[EXERCISE]
Reproduce all the entries precisely.

(Records from a collection of figures)
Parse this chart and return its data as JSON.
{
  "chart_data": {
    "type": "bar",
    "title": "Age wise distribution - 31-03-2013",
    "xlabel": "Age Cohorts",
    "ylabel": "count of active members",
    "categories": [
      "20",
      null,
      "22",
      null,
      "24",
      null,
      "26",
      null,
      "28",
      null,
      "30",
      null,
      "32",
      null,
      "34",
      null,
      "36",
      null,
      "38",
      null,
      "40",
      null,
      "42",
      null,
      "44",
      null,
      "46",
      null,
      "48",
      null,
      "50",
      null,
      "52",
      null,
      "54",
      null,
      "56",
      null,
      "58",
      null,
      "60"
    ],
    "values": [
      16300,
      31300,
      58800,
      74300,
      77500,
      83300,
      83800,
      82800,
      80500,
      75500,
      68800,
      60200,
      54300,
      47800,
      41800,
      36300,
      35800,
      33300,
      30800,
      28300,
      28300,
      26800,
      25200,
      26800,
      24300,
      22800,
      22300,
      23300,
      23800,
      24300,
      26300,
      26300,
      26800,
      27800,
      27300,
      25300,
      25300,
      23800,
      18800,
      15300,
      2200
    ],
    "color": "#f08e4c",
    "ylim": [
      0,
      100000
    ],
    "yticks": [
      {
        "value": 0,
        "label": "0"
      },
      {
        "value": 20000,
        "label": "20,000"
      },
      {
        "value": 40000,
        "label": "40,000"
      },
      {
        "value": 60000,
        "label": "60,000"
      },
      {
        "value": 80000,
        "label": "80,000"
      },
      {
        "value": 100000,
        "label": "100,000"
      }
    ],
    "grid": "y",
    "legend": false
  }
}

[ANSWER FOR THE TASK]
Parse this chart and return its data as JSON.
{
  "chart_data": {
    "type": "bar",
    "title": "Age wise distribution - 31-03-2013",
    "xlabel": "Age Cohorts",
    "ylabel": "count of active members",
    "categories": [
      "20",
      null,
      "22",
      null,
      "24",
      null,
      "26",
      null,
      "28",
      null,
      "30",
      null,
      "32",
      null,
      "34",
      null,
      "36",
      null,
      "38",
      null,
      "40",
      null,
      "42",
      null,
      "44",
      null,
      "46",
      null,
      "48",
      null,
      "50",
      null,
      "52",
      null,
      "54",
      null,
      "56",
      null,
      "58",
      null,
      "60"
    ],
    "values": [
      16300,
      31300,
      58800,
      74300,
      77500,
      83300,
      83800,
      82800,
      80500,
      75500,
      68800,
      60200,
      54300,
      47800,
      41800,
      36300,
      35800,
      33300,
      30800,
      28300,
      28300,
      26800,
      25200,
      26800,
      24300,
      22800,
      22300,
      23300,
      23800,
      24300,
      26300,
      26300,
      26800,
      27800,
      27300,
      25300,
      25300,
      23800,
      18800,
      15300,
      2200
    ],
    "color": "#f08e4c",
    "ylim": [
      0,
      100000
    ],
    "yticks": [
      {
        "value": 0,
        "label": "0"
      },
      {
        "value": 20000,
        "label": "20,000"
      },
      {
        "value": 40000,
        "label": "40,000"
      },
      {
        "value": 60000,
        "label": "60,000"
      },
      {
        "value": 80000,
        "label": "80,000"
      },
      {
        "value": 100000,
        "label": "100,000"
      }
    ],
    "grid": "y",
    "legend": false
  }
}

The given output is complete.